··· Information supplied ···
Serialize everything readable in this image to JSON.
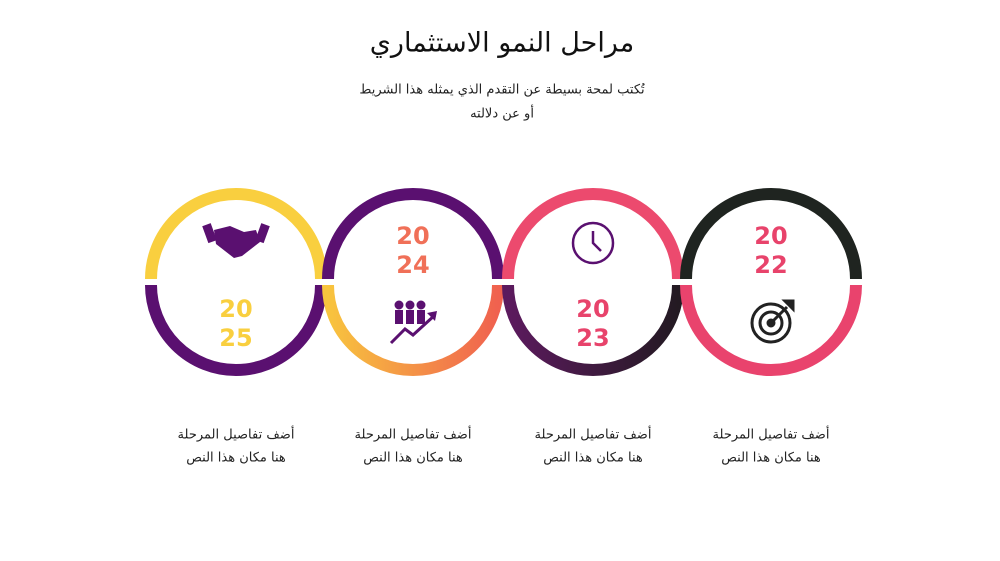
{
  "title": "مراحل النمو الاستثماري",
  "subtitle": [
    "تُكتب لمحة بسيطة عن التقدم الذي يمثله هذا الشريط",
    "أو عن دلالته"
  ],
  "stages": [
    {
      "year": [
        "20",
        "25"
      ],
      "description": [
        "أضف تفاصيل المرحلة",
        "هنا مكان هذا النص"
      ]
    },
    {
      "year": [
        "20",
        "24"
      ],
      "description": [
        "أضف تفاصيل المرحلة",
        "هنا مكان هذا النص"
      ]
    },
    {
      "year": [
        "20",
        "23"
      ],
      "description": [
        "أضف تفاصيل المرحلة",
        "هنا مكان هذا النص"
      ]
    },
    {
      "year": [
        "20",
        "22"
      ],
      "description": [
        "أضف تفاصيل المرحلة",
        "هنا مكان هذا النص"
      ]
    }
  ]
}
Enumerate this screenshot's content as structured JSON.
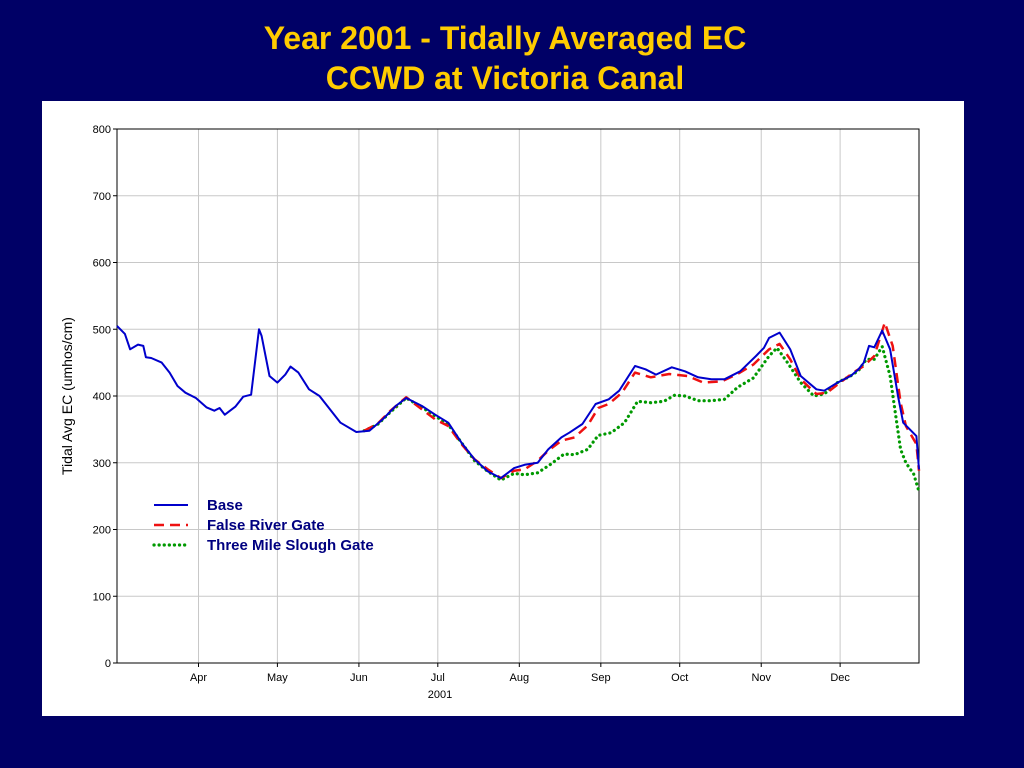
{
  "slide": {
    "title_line1": "Year 2001 - Tidally Averaged EC",
    "title_line2": "CCWD at Victoria Canal"
  },
  "colors": {
    "background": "#000066",
    "title": "#ffcc00",
    "base": "#0000cc",
    "false_river_gate": "#ee1111",
    "three_mile_slough_gate": "#009900"
  },
  "chart_data": {
    "type": "line",
    "title": "",
    "xlabel": "2001",
    "ylabel": "Tidal Avg EC (umhos/cm)",
    "ylim": [
      0,
      800
    ],
    "yticks": [
      0,
      100,
      200,
      300,
      400,
      500,
      600,
      700,
      800
    ],
    "xlim": [
      "2001-03-01",
      "2001-12-31"
    ],
    "xticks": [
      {
        "date": "2001-04-01",
        "label": "Apr"
      },
      {
        "date": "2001-05-01",
        "label": "May"
      },
      {
        "date": "2001-06-01",
        "label": "Jun"
      },
      {
        "date": "2001-07-01",
        "label": "Jul"
      },
      {
        "date": "2001-08-01",
        "label": "Aug"
      },
      {
        "date": "2001-09-01",
        "label": "Sep"
      },
      {
        "date": "2001-10-01",
        "label": "Oct"
      },
      {
        "date": "2001-11-01",
        "label": "Nov"
      },
      {
        "date": "2001-12-01",
        "label": "Dec"
      }
    ],
    "grid": true,
    "legend_position": "lower-left",
    "series": [
      {
        "name": "Base",
        "style": "solid",
        "points": [
          [
            "2001-03-01",
            505
          ],
          [
            "2001-03-04",
            493
          ],
          [
            "2001-03-06",
            470
          ],
          [
            "2001-03-09",
            477
          ],
          [
            "2001-03-11",
            475
          ],
          [
            "2001-03-12",
            458
          ],
          [
            "2001-03-14",
            457
          ],
          [
            "2001-03-18",
            450
          ],
          [
            "2001-03-21",
            435
          ],
          [
            "2001-03-24",
            415
          ],
          [
            "2001-03-27",
            405
          ],
          [
            "2001-03-31",
            397
          ],
          [
            "2001-04-04",
            383
          ],
          [
            "2001-04-07",
            378
          ],
          [
            "2001-04-09",
            382
          ],
          [
            "2001-04-11",
            372
          ],
          [
            "2001-04-15",
            384
          ],
          [
            "2001-04-18",
            399
          ],
          [
            "2001-04-21",
            402
          ],
          [
            "2001-04-24",
            500
          ],
          [
            "2001-04-25",
            490
          ],
          [
            "2001-04-28",
            430
          ],
          [
            "2001-05-01",
            420
          ],
          [
            "2001-05-04",
            432
          ],
          [
            "2001-05-06",
            444
          ],
          [
            "2001-05-09",
            435
          ],
          [
            "2001-05-13",
            410
          ],
          [
            "2001-05-17",
            400
          ],
          [
            "2001-05-21",
            380
          ],
          [
            "2001-05-25",
            360
          ],
          [
            "2001-05-31",
            346
          ],
          [
            "2001-06-05",
            348
          ],
          [
            "2001-06-10",
            365
          ],
          [
            "2001-06-15",
            385
          ],
          [
            "2001-06-19",
            397
          ],
          [
            "2001-06-25",
            385
          ],
          [
            "2001-06-30",
            372
          ],
          [
            "2001-07-05",
            360
          ],
          [
            "2001-07-10",
            330
          ],
          [
            "2001-07-15",
            305
          ],
          [
            "2001-07-20",
            287
          ],
          [
            "2001-07-25",
            277
          ],
          [
            "2001-07-30",
            292
          ],
          [
            "2001-08-03",
            297
          ],
          [
            "2001-08-08",
            300
          ],
          [
            "2001-08-12",
            320
          ],
          [
            "2001-08-17",
            338
          ],
          [
            "2001-08-20",
            345
          ],
          [
            "2001-08-25",
            358
          ],
          [
            "2001-08-30",
            388
          ],
          [
            "2001-09-04",
            395
          ],
          [
            "2001-09-08",
            408
          ],
          [
            "2001-09-14",
            445
          ],
          [
            "2001-09-18",
            440
          ],
          [
            "2001-09-22",
            432
          ],
          [
            "2001-09-28",
            443
          ],
          [
            "2001-10-03",
            437
          ],
          [
            "2001-10-08",
            428
          ],
          [
            "2001-10-13",
            425
          ],
          [
            "2001-10-18",
            425
          ],
          [
            "2001-10-24",
            437
          ],
          [
            "2001-10-30",
            460
          ],
          [
            "2001-11-02",
            472
          ],
          [
            "2001-11-04",
            487
          ],
          [
            "2001-11-08",
            495
          ],
          [
            "2001-11-12",
            470
          ],
          [
            "2001-11-16",
            430
          ],
          [
            "2001-11-22",
            410
          ],
          [
            "2001-11-25",
            408
          ],
          [
            "2001-11-30",
            420
          ],
          [
            "2001-12-05",
            430
          ],
          [
            "2001-12-08",
            440
          ],
          [
            "2001-12-10",
            450
          ],
          [
            "2001-12-12",
            475
          ],
          [
            "2001-12-14",
            473
          ],
          [
            "2001-12-17",
            498
          ],
          [
            "2001-12-20",
            470
          ],
          [
            "2001-12-23",
            400
          ],
          [
            "2001-12-25",
            360
          ],
          [
            "2001-12-30",
            340
          ],
          [
            "2001-12-31",
            290
          ]
        ]
      },
      {
        "name": "False River Gate",
        "style": "dashed",
        "points": [
          [
            "2001-06-03",
            348
          ],
          [
            "2001-06-08",
            358
          ],
          [
            "2001-06-13",
            378
          ],
          [
            "2001-06-19",
            398
          ],
          [
            "2001-06-25",
            380
          ],
          [
            "2001-06-30",
            365
          ],
          [
            "2001-07-05",
            355
          ],
          [
            "2001-07-10",
            328
          ],
          [
            "2001-07-15",
            305
          ],
          [
            "2001-07-20",
            290
          ],
          [
            "2001-07-25",
            277
          ],
          [
            "2001-07-30",
            288
          ],
          [
            "2001-08-03",
            290
          ],
          [
            "2001-08-08",
            303
          ],
          [
            "2001-08-12",
            318
          ],
          [
            "2001-08-17",
            333
          ],
          [
            "2001-08-22",
            338
          ],
          [
            "2001-08-27",
            356
          ],
          [
            "2001-08-31",
            382
          ],
          [
            "2001-09-04",
            388
          ],
          [
            "2001-09-09",
            405
          ],
          [
            "2001-09-14",
            435
          ],
          [
            "2001-09-20",
            428
          ],
          [
            "2001-09-27",
            433
          ],
          [
            "2001-10-04",
            430
          ],
          [
            "2001-10-10",
            420
          ],
          [
            "2001-10-17",
            422
          ],
          [
            "2001-10-23",
            433
          ],
          [
            "2001-10-29",
            447
          ],
          [
            "2001-11-04",
            470
          ],
          [
            "2001-11-08",
            478
          ],
          [
            "2001-11-12",
            455
          ],
          [
            "2001-11-16",
            425
          ],
          [
            "2001-11-22",
            403
          ],
          [
            "2001-11-26",
            405
          ],
          [
            "2001-12-01",
            420
          ],
          [
            "2001-12-06",
            435
          ],
          [
            "2001-12-10",
            445
          ],
          [
            "2001-12-14",
            460
          ],
          [
            "2001-12-18",
            510
          ],
          [
            "2001-12-21",
            475
          ],
          [
            "2001-12-24",
            390
          ],
          [
            "2001-12-26",
            355
          ],
          [
            "2001-12-30",
            328
          ],
          [
            "2001-12-31",
            288
          ]
        ]
      },
      {
        "name": "Three Mile Slough Gate",
        "style": "dotted",
        "points": [
          [
            "2001-06-03",
            348
          ],
          [
            "2001-06-08",
            357
          ],
          [
            "2001-06-13",
            376
          ],
          [
            "2001-06-19",
            397
          ],
          [
            "2001-06-25",
            383
          ],
          [
            "2001-06-30",
            370
          ],
          [
            "2001-07-05",
            357
          ],
          [
            "2001-07-10",
            330
          ],
          [
            "2001-07-15",
            303
          ],
          [
            "2001-07-20",
            287
          ],
          [
            "2001-07-25",
            274
          ],
          [
            "2001-07-30",
            284
          ],
          [
            "2001-08-03",
            282
          ],
          [
            "2001-08-08",
            285
          ],
          [
            "2001-08-13",
            298
          ],
          [
            "2001-08-18",
            313
          ],
          [
            "2001-08-22",
            312
          ],
          [
            "2001-08-27",
            320
          ],
          [
            "2001-08-31",
            341
          ],
          [
            "2001-09-05",
            345
          ],
          [
            "2001-09-10",
            360
          ],
          [
            "2001-09-15",
            392
          ],
          [
            "2001-09-20",
            390
          ],
          [
            "2001-09-25",
            392
          ],
          [
            "2001-09-29",
            401
          ],
          [
            "2001-10-03",
            400
          ],
          [
            "2001-10-08",
            393
          ],
          [
            "2001-10-13",
            393
          ],
          [
            "2001-10-18",
            395
          ],
          [
            "2001-10-23",
            413
          ],
          [
            "2001-10-29",
            427
          ],
          [
            "2001-11-04",
            460
          ],
          [
            "2001-11-07",
            472
          ],
          [
            "2001-11-11",
            450
          ],
          [
            "2001-11-16",
            420
          ],
          [
            "2001-11-21",
            400
          ],
          [
            "2001-11-25",
            403
          ],
          [
            "2001-11-30",
            420
          ],
          [
            "2001-12-05",
            430
          ],
          [
            "2001-12-08",
            438
          ],
          [
            "2001-12-11",
            455
          ],
          [
            "2001-12-14",
            455
          ],
          [
            "2001-12-17",
            474
          ],
          [
            "2001-12-20",
            430
          ],
          [
            "2001-12-22",
            375
          ],
          [
            "2001-12-24",
            320
          ],
          [
            "2001-12-26",
            300
          ],
          [
            "2001-12-29",
            283
          ],
          [
            "2001-12-31",
            257
          ]
        ]
      }
    ]
  }
}
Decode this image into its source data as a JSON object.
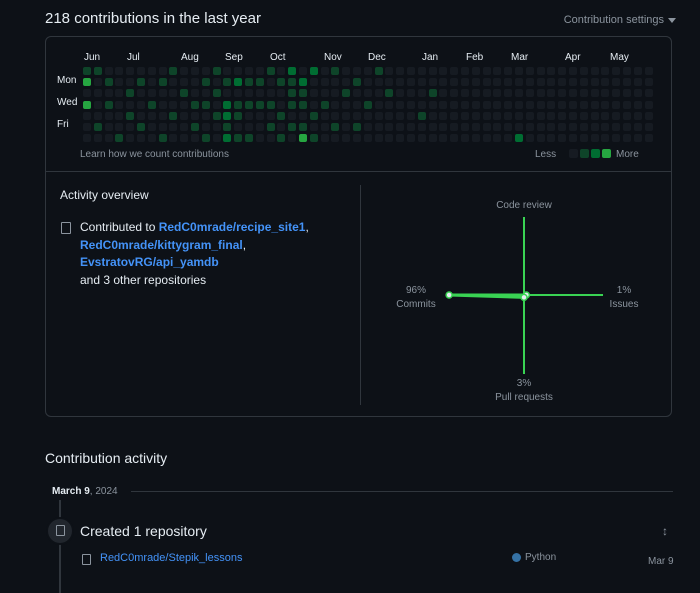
{
  "header": {
    "title": "218 contributions in the last year",
    "settings_label": "Contribution settings"
  },
  "calendar": {
    "months": [
      "Jun",
      "Jul",
      "Aug",
      "Sep",
      "Oct",
      "Nov",
      "Dec",
      "Jan",
      "Feb",
      "Mar",
      "Apr",
      "May"
    ],
    "days": [
      "Mon",
      "Wed",
      "Fri"
    ],
    "learn_link": "Learn how we count contributions",
    "less_label": "Less",
    "more_label": "More",
    "palette": [
      "#161b22",
      "#0e4429",
      "#006d32",
      "#26a641",
      "#39d353"
    ],
    "weeks": 53,
    "active": [
      {
        "w": 0,
        "d": 1,
        "l": 3
      },
      {
        "w": 0,
        "d": 3,
        "l": 3
      },
      {
        "w": 0,
        "d": 0,
        "l": 1
      },
      {
        "w": 1,
        "d": 0,
        "l": 1
      },
      {
        "w": 1,
        "d": 5,
        "l": 1
      },
      {
        "w": 2,
        "d": 1,
        "l": 1
      },
      {
        "w": 2,
        "d": 3,
        "l": 1
      },
      {
        "w": 3,
        "d": 6,
        "l": 1
      },
      {
        "w": 4,
        "d": 2,
        "l": 1
      },
      {
        "w": 4,
        "d": 4,
        "l": 1
      },
      {
        "w": 5,
        "d": 1,
        "l": 1
      },
      {
        "w": 5,
        "d": 5,
        "l": 1
      },
      {
        "w": 6,
        "d": 3,
        "l": 1
      },
      {
        "w": 7,
        "d": 1,
        "l": 1
      },
      {
        "w": 7,
        "d": 6,
        "l": 1
      },
      {
        "w": 8,
        "d": 0,
        "l": 1
      },
      {
        "w": 8,
        "d": 4,
        "l": 1
      },
      {
        "w": 9,
        "d": 2,
        "l": 1
      },
      {
        "w": 10,
        "d": 3,
        "l": 1
      },
      {
        "w": 10,
        "d": 5,
        "l": 1
      },
      {
        "w": 11,
        "d": 1,
        "l": 1
      },
      {
        "w": 11,
        "d": 3,
        "l": 1
      },
      {
        "w": 11,
        "d": 6,
        "l": 1
      },
      {
        "w": 12,
        "d": 0,
        "l": 1
      },
      {
        "w": 12,
        "d": 2,
        "l": 1
      },
      {
        "w": 12,
        "d": 4,
        "l": 1
      },
      {
        "w": 13,
        "d": 1,
        "l": 1
      },
      {
        "w": 13,
        "d": 3,
        "l": 2
      },
      {
        "w": 13,
        "d": 4,
        "l": 2
      },
      {
        "w": 13,
        "d": 5,
        "l": 1
      },
      {
        "w": 13,
        "d": 6,
        "l": 2
      },
      {
        "w": 14,
        "d": 1,
        "l": 2
      },
      {
        "w": 14,
        "d": 3,
        "l": 1
      },
      {
        "w": 14,
        "d": 4,
        "l": 1
      },
      {
        "w": 14,
        "d": 6,
        "l": 1
      },
      {
        "w": 15,
        "d": 1,
        "l": 1
      },
      {
        "w": 15,
        "d": 3,
        "l": 1
      },
      {
        "w": 15,
        "d": 6,
        "l": 1
      },
      {
        "w": 16,
        "d": 1,
        "l": 1
      },
      {
        "w": 16,
        "d": 3,
        "l": 1
      },
      {
        "w": 17,
        "d": 0,
        "l": 1
      },
      {
        "w": 17,
        "d": 3,
        "l": 1
      },
      {
        "w": 17,
        "d": 5,
        "l": 1
      },
      {
        "w": 18,
        "d": 1,
        "l": 1
      },
      {
        "w": 18,
        "d": 4,
        "l": 1
      },
      {
        "w": 18,
        "d": 6,
        "l": 1
      },
      {
        "w": 19,
        "d": 0,
        "l": 2
      },
      {
        "w": 19,
        "d": 1,
        "l": 1
      },
      {
        "w": 19,
        "d": 2,
        "l": 1
      },
      {
        "w": 19,
        "d": 3,
        "l": 1
      },
      {
        "w": 19,
        "d": 5,
        "l": 1
      },
      {
        "w": 20,
        "d": 1,
        "l": 2
      },
      {
        "w": 20,
        "d": 2,
        "l": 1
      },
      {
        "w": 20,
        "d": 3,
        "l": 1
      },
      {
        "w": 20,
        "d": 5,
        "l": 1
      },
      {
        "w": 20,
        "d": 6,
        "l": 3
      },
      {
        "w": 21,
        "d": 0,
        "l": 2
      },
      {
        "w": 21,
        "d": 4,
        "l": 1
      },
      {
        "w": 21,
        "d": 6,
        "l": 1
      },
      {
        "w": 22,
        "d": 3,
        "l": 1
      },
      {
        "w": 23,
        "d": 0,
        "l": 1
      },
      {
        "w": 23,
        "d": 5,
        "l": 1
      },
      {
        "w": 24,
        "d": 2,
        "l": 1
      },
      {
        "w": 25,
        "d": 1,
        "l": 1
      },
      {
        "w": 25,
        "d": 5,
        "l": 1
      },
      {
        "w": 26,
        "d": 3,
        "l": 1
      },
      {
        "w": 27,
        "d": 0,
        "l": 1
      },
      {
        "w": 28,
        "d": 2,
        "l": 1
      },
      {
        "w": 31,
        "d": 4,
        "l": 1
      },
      {
        "w": 32,
        "d": 2,
        "l": 1
      },
      {
        "w": 40,
        "d": 6,
        "l": 2
      }
    ]
  },
  "overview": {
    "title": "Activity overview",
    "prefix": "Contributed to ",
    "repos": [
      "RedC0mrade/recipe_site1",
      "RedC0mrade/kittygram_final",
      "EvstratovRG/api_yamdb"
    ],
    "others": "and 3 other repositories"
  },
  "activity_graph": {
    "code_review": {
      "label": "Code review",
      "percent": ""
    },
    "commits": {
      "label": "Commits",
      "percent": "96%",
      "value": 96
    },
    "issues": {
      "label": "Issues",
      "percent": "1%",
      "value": 1
    },
    "pull_requests": {
      "label": "Pull requests",
      "percent": "3%",
      "value": 3
    },
    "color": "#39d353"
  },
  "contribution_activity": {
    "title": "Contribution activity",
    "date_main": "March 9",
    "date_year": ", 2024",
    "event_title": "Created 1 repository",
    "repo": "RedC0mrade/Stepik_lessons",
    "language": "Python",
    "language_color": "#3572A5",
    "event_date": "Mar 9"
  }
}
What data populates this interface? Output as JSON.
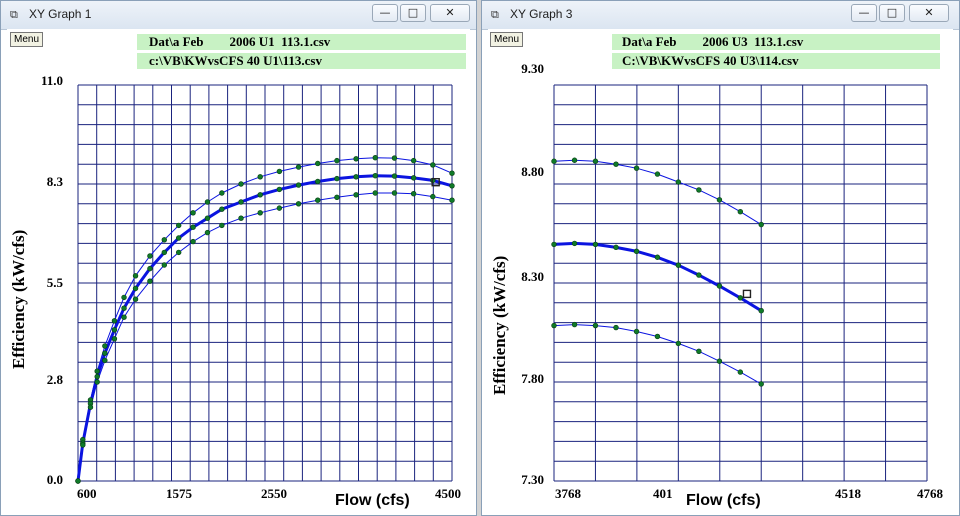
···
## Given problem
Show all lines from the records above where the word "JSON" occurs.

## Result
Serialize everything readable in this image to JSON.
Enumerate this screenshot's content as structured JSON.
Decode this image into its source data as a JSON object.
What data populates this interface? Output as JSON.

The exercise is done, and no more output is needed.